Can you write out all of the material below, word for word?

** Start Material for the task **

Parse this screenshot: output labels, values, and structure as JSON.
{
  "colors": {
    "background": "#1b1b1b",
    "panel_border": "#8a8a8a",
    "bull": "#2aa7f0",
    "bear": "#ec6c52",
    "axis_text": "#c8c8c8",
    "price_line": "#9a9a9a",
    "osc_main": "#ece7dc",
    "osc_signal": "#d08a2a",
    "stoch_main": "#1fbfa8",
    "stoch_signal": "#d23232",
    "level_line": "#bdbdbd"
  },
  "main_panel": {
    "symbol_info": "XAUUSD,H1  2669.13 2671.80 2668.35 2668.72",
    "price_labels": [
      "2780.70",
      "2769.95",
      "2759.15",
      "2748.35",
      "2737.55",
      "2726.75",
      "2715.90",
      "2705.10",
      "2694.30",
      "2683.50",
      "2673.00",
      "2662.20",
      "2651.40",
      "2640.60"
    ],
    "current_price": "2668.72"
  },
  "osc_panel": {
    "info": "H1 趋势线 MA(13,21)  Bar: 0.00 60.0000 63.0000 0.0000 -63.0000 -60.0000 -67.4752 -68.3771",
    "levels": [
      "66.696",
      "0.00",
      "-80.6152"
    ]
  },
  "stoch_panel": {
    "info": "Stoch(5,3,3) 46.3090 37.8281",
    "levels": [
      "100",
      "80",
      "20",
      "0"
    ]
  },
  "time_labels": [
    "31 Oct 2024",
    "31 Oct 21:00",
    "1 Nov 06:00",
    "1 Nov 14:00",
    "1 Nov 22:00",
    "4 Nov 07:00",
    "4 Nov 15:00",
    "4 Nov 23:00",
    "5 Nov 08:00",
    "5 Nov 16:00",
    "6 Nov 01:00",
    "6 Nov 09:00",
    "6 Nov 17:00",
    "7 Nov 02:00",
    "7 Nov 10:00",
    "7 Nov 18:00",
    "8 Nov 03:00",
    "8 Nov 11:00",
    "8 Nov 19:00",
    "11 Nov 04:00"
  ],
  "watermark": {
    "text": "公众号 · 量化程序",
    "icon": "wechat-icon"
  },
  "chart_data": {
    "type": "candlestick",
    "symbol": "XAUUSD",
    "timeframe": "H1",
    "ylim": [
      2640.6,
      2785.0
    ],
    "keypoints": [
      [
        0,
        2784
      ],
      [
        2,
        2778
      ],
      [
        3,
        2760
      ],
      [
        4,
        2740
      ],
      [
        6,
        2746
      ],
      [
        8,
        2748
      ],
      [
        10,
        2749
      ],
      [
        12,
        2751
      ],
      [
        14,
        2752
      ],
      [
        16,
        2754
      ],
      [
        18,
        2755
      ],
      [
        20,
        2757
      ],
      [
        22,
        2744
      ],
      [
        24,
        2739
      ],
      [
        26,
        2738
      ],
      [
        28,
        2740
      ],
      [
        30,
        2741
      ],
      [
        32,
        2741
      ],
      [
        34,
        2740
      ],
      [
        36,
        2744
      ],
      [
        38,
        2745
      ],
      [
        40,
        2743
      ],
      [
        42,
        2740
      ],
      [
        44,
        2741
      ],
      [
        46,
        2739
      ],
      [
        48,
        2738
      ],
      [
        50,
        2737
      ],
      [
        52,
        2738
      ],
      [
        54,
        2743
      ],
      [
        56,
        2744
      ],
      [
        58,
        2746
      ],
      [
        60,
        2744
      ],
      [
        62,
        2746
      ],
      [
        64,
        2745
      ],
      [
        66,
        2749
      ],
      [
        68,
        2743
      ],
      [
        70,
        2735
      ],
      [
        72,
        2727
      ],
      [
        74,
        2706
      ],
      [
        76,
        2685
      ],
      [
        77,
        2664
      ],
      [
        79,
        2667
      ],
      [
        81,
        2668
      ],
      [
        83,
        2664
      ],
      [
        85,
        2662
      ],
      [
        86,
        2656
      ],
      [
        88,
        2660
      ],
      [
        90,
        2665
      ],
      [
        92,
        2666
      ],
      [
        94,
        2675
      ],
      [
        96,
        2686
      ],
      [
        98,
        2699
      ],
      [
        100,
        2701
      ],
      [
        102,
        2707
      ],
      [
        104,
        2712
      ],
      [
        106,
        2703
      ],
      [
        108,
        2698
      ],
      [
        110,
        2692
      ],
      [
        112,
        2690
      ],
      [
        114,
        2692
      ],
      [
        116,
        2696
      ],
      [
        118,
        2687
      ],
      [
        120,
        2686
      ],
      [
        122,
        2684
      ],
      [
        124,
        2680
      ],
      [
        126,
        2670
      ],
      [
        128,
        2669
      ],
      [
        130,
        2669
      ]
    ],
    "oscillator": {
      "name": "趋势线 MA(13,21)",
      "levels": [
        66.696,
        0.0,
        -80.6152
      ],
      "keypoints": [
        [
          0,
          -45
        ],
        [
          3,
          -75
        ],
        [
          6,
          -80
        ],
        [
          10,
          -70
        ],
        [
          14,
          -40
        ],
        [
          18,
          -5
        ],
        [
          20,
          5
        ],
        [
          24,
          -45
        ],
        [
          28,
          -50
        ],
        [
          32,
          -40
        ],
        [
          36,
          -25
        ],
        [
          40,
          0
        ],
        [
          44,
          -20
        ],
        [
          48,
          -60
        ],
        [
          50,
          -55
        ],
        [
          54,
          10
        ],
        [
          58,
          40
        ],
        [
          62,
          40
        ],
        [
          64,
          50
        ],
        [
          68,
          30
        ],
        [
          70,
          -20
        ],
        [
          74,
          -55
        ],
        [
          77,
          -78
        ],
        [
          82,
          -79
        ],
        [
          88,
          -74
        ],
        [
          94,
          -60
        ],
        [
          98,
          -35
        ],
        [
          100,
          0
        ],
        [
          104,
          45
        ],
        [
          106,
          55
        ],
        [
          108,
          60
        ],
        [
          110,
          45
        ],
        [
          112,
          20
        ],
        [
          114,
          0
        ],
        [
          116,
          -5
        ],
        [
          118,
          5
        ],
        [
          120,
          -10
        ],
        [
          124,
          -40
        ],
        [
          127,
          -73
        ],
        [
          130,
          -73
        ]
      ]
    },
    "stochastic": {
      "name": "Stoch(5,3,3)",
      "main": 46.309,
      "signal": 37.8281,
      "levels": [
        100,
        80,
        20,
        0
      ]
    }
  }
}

** End Material for the task **

• _Exercise result_:
Parse this screenshot: output labels, values, and structure as JSON.
{
  "colors": {
    "background": "#1b1b1b",
    "panel_border": "#8a8a8a",
    "bull": "#2aa7f0",
    "bear": "#ec6c52",
    "axis_text": "#c8c8c8",
    "price_line": "#9a9a9a",
    "osc_main": "#ece7dc",
    "osc_signal": "#d08a2a",
    "stoch_main": "#1fbfa8",
    "stoch_signal": "#d23232",
    "level_line": "#bdbdbd"
  },
  "main_panel": {
    "symbol_info": "XAUUSD,H1  2669.13 2671.80 2668.35 2668.72",
    "price_labels": [
      "2780.70",
      "2769.95",
      "2759.15",
      "2748.35",
      "2737.55",
      "2726.75",
      "2715.90",
      "2705.10",
      "2694.30",
      "2683.50",
      "2673.00",
      "2662.20",
      "2651.40",
      "2640.60"
    ],
    "current_price": "2668.72"
  },
  "osc_panel": {
    "info": "H1 趋势线 MA(13,21)  Bar: 0.00 60.0000 63.0000 0.0000 -63.0000 -60.0000 -67.4752 -68.3771",
    "levels": [
      "66.696",
      "0.00",
      "-80.6152"
    ]
  },
  "stoch_panel": {
    "info": "Stoch(5,3,3) 46.3090 37.8281",
    "levels": [
      "100",
      "80",
      "20",
      "0"
    ]
  },
  "time_labels": [
    "31 Oct 2024",
    "31 Oct 21:00",
    "1 Nov 06:00",
    "1 Nov 14:00",
    "1 Nov 22:00",
    "4 Nov 07:00",
    "4 Nov 15:00",
    "4 Nov 23:00",
    "5 Nov 08:00",
    "5 Nov 16:00",
    "6 Nov 01:00",
    "6 Nov 09:00",
    "6 Nov 17:00",
    "7 Nov 02:00",
    "7 Nov 10:00",
    "7 Nov 18:00",
    "8 Nov 03:00",
    "8 Nov 11:00",
    "8 Nov 19:00",
    "11 Nov 04:00"
  ],
  "watermark": {
    "text": "公众号 · 量化程序",
    "icon": "wechat-icon"
  },
  "chart_data": {
    "type": "candlestick",
    "symbol": "XAUUSD",
    "timeframe": "H1",
    "ylim": [
      2640.6,
      2785.0
    ],
    "keypoints": [
      [
        0,
        2784
      ],
      [
        2,
        2778
      ],
      [
        3,
        2760
      ],
      [
        4,
        2740
      ],
      [
        6,
        2746
      ],
      [
        8,
        2748
      ],
      [
        10,
        2749
      ],
      [
        12,
        2751
      ],
      [
        14,
        2752
      ],
      [
        16,
        2754
      ],
      [
        18,
        2755
      ],
      [
        20,
        2757
      ],
      [
        22,
        2744
      ],
      [
        24,
        2739
      ],
      [
        26,
        2738
      ],
      [
        28,
        2740
      ],
      [
        30,
        2741
      ],
      [
        32,
        2741
      ],
      [
        34,
        2740
      ],
      [
        36,
        2744
      ],
      [
        38,
        2745
      ],
      [
        40,
        2743
      ],
      [
        42,
        2740
      ],
      [
        44,
        2741
      ],
      [
        46,
        2739
      ],
      [
        48,
        2738
      ],
      [
        50,
        2737
      ],
      [
        52,
        2738
      ],
      [
        54,
        2743
      ],
      [
        56,
        2744
      ],
      [
        58,
        2746
      ],
      [
        60,
        2744
      ],
      [
        62,
        2746
      ],
      [
        64,
        2745
      ],
      [
        66,
        2749
      ],
      [
        68,
        2743
      ],
      [
        70,
        2735
      ],
      [
        72,
        2727
      ],
      [
        74,
        2706
      ],
      [
        76,
        2685
      ],
      [
        77,
        2664
      ],
      [
        79,
        2667
      ],
      [
        81,
        2668
      ],
      [
        83,
        2664
      ],
      [
        85,
        2662
      ],
      [
        86,
        2656
      ],
      [
        88,
        2660
      ],
      [
        90,
        2665
      ],
      [
        92,
        2666
      ],
      [
        94,
        2675
      ],
      [
        96,
        2686
      ],
      [
        98,
        2699
      ],
      [
        100,
        2701
      ],
      [
        102,
        2707
      ],
      [
        104,
        2712
      ],
      [
        106,
        2703
      ],
      [
        108,
        2698
      ],
      [
        110,
        2692
      ],
      [
        112,
        2690
      ],
      [
        114,
        2692
      ],
      [
        116,
        2696
      ],
      [
        118,
        2687
      ],
      [
        120,
        2686
      ],
      [
        122,
        2684
      ],
      [
        124,
        2680
      ],
      [
        126,
        2670
      ],
      [
        128,
        2669
      ],
      [
        130,
        2669
      ]
    ],
    "oscillator": {
      "name": "趋势线 MA(13,21)",
      "levels": [
        66.696,
        0.0,
        -80.6152
      ],
      "keypoints": [
        [
          0,
          -45
        ],
        [
          3,
          -75
        ],
        [
          6,
          -80
        ],
        [
          10,
          -70
        ],
        [
          14,
          -40
        ],
        [
          18,
          -5
        ],
        [
          20,
          5
        ],
        [
          24,
          -45
        ],
        [
          28,
          -50
        ],
        [
          32,
          -40
        ],
        [
          36,
          -25
        ],
        [
          40,
          0
        ],
        [
          44,
          -20
        ],
        [
          48,
          -60
        ],
        [
          50,
          -55
        ],
        [
          54,
          10
        ],
        [
          58,
          40
        ],
        [
          62,
          40
        ],
        [
          64,
          50
        ],
        [
          68,
          30
        ],
        [
          70,
          -20
        ],
        [
          74,
          -55
        ],
        [
          77,
          -78
        ],
        [
          82,
          -79
        ],
        [
          88,
          -74
        ],
        [
          94,
          -60
        ],
        [
          98,
          -35
        ],
        [
          100,
          0
        ],
        [
          104,
          45
        ],
        [
          106,
          55
        ],
        [
          108,
          60
        ],
        [
          110,
          45
        ],
        [
          112,
          20
        ],
        [
          114,
          0
        ],
        [
          116,
          -5
        ],
        [
          118,
          5
        ],
        [
          120,
          -10
        ],
        [
          124,
          -40
        ],
        [
          127,
          -73
        ],
        [
          130,
          -73
        ]
      ]
    },
    "stochastic": {
      "name": "Stoch(5,3,3)",
      "main": 46.309,
      "signal": 37.8281,
      "levels": [
        100,
        80,
        20,
        0
      ]
    }
  }
}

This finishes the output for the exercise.